Present the data once more in exactly its original form.

**EXERCISE INPUTS**

⁂

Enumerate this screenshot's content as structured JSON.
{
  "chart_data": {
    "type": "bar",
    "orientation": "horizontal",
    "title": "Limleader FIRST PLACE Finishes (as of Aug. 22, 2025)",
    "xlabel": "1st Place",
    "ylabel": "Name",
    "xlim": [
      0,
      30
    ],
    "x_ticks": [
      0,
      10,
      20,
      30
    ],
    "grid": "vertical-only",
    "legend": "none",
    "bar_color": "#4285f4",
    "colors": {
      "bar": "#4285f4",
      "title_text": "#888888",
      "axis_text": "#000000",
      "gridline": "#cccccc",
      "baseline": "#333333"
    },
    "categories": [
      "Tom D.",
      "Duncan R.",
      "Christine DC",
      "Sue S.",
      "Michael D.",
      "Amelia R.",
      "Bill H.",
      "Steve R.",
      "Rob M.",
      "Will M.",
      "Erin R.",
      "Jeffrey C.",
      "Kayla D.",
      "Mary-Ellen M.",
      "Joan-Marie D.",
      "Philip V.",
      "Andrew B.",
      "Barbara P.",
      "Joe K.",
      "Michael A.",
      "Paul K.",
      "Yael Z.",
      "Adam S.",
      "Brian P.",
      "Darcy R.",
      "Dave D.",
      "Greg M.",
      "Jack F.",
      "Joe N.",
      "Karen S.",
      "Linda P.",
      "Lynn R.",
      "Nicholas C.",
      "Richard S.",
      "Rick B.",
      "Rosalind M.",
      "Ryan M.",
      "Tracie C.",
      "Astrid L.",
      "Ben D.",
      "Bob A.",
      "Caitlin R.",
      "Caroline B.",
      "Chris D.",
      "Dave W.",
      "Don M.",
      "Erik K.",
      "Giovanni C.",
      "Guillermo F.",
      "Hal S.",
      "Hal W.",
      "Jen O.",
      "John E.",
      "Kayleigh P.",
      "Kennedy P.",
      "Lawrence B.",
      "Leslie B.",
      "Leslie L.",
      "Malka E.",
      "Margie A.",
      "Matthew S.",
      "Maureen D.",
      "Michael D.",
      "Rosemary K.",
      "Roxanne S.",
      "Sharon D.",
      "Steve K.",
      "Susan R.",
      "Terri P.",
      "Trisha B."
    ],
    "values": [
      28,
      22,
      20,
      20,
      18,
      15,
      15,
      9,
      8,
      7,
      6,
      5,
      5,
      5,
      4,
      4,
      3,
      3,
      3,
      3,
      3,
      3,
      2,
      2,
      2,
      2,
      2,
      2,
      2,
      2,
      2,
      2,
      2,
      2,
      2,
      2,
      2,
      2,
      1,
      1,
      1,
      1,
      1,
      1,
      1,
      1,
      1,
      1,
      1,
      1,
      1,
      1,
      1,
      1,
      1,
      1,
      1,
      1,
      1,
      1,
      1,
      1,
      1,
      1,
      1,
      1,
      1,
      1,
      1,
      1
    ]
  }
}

⁂

**EXERCISE ANSWER**
Enumerate this screenshot's content as structured JSON.
{
  "chart_data": {
    "type": "bar",
    "orientation": "horizontal",
    "title": "Limleader FIRST PLACE Finishes (as of Aug. 22, 2025)",
    "xlabel": "1st Place",
    "ylabel": "Name",
    "xlim": [
      0,
      30
    ],
    "x_ticks": [
      0,
      10,
      20,
      30
    ],
    "grid": "vertical-only",
    "legend": "none",
    "bar_color": "#4285f4",
    "colors": {
      "bar": "#4285f4",
      "title_text": "#888888",
      "axis_text": "#000000",
      "gridline": "#cccccc",
      "baseline": "#333333"
    },
    "categories": [
      "Tom D.",
      "Duncan R.",
      "Christine DC",
      "Sue S.",
      "Michael D.",
      "Amelia R.",
      "Bill H.",
      "Steve R.",
      "Rob M.",
      "Will M.",
      "Erin R.",
      "Jeffrey C.",
      "Kayla D.",
      "Mary-Ellen M.",
      "Joan-Marie D.",
      "Philip V.",
      "Andrew B.",
      "Barbara P.",
      "Joe K.",
      "Michael A.",
      "Paul K.",
      "Yael Z.",
      "Adam S.",
      "Brian P.",
      "Darcy R.",
      "Dave D.",
      "Greg M.",
      "Jack F.",
      "Joe N.",
      "Karen S.",
      "Linda P.",
      "Lynn R.",
      "Nicholas C.",
      "Richard S.",
      "Rick B.",
      "Rosalind M.",
      "Ryan M.",
      "Tracie C.",
      "Astrid L.",
      "Ben D.",
      "Bob A.",
      "Caitlin R.",
      "Caroline B.",
      "Chris D.",
      "Dave W.",
      "Don M.",
      "Erik K.",
      "Giovanni C.",
      "Guillermo F.",
      "Hal S.",
      "Hal W.",
      "Jen O.",
      "John E.",
      "Kayleigh P.",
      "Kennedy P.",
      "Lawrence B.",
      "Leslie B.",
      "Leslie L.",
      "Malka E.",
      "Margie A.",
      "Matthew S.",
      "Maureen D.",
      "Michael D.",
      "Rosemary K.",
      "Roxanne S.",
      "Sharon D.",
      "Steve K.",
      "Susan R.",
      "Terri P.",
      "Trisha B."
    ],
    "values": [
      28,
      22,
      20,
      20,
      18,
      15,
      15,
      9,
      8,
      7,
      6,
      5,
      5,
      5,
      4,
      4,
      3,
      3,
      3,
      3,
      3,
      3,
      2,
      2,
      2,
      2,
      2,
      2,
      2,
      2,
      2,
      2,
      2,
      2,
      2,
      2,
      2,
      2,
      1,
      1,
      1,
      1,
      1,
      1,
      1,
      1,
      1,
      1,
      1,
      1,
      1,
      1,
      1,
      1,
      1,
      1,
      1,
      1,
      1,
      1,
      1,
      1,
      1,
      1,
      1,
      1,
      1,
      1,
      1,
      1
    ]
  }
}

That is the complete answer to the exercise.